_Objective_. Copy, in full, each line of the material that holds the word "Elapsed".

★ ★ ★

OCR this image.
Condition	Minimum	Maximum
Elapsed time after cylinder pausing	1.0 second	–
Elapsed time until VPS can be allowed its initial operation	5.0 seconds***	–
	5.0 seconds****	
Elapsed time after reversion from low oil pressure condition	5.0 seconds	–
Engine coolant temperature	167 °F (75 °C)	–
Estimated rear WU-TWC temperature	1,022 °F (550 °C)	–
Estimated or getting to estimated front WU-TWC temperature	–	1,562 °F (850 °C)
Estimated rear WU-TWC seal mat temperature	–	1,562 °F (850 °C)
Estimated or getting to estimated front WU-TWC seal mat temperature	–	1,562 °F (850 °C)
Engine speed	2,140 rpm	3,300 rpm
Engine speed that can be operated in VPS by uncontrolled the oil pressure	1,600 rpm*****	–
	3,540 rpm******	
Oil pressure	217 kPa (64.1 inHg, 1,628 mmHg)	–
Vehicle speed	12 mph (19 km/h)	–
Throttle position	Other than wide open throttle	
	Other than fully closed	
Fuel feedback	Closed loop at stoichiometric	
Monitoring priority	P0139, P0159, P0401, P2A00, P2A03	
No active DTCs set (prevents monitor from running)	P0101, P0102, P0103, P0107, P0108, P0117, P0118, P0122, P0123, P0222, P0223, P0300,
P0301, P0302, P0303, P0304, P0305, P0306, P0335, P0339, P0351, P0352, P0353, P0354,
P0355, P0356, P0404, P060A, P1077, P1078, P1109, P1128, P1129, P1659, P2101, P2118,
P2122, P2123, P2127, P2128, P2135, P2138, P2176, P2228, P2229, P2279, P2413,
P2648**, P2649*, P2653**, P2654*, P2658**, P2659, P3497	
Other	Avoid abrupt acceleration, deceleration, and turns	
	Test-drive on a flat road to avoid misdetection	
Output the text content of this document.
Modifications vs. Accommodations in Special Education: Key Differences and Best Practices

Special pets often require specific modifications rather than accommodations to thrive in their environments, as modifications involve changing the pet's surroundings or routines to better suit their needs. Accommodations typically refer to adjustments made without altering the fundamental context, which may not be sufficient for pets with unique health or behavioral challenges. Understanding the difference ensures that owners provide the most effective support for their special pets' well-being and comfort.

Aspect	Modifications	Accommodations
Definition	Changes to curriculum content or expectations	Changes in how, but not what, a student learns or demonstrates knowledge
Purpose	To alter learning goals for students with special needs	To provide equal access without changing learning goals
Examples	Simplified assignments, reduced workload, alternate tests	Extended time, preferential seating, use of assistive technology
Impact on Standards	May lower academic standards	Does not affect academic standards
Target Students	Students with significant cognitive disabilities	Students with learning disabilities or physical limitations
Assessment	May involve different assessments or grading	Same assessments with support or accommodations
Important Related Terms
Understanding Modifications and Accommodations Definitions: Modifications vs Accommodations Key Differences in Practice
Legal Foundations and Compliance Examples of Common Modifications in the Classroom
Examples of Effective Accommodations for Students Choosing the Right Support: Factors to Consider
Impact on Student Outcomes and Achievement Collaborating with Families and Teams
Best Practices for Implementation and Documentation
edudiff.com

★ ★ ★

_Task response_.
Elapsed time after cylinder pausing	1.0 second	–
Elapsed time until VPS can be allowed its initial operation	5.0 seconds***	–
Elapsed time after reversion from low oil pressure condition	5.0 seconds	–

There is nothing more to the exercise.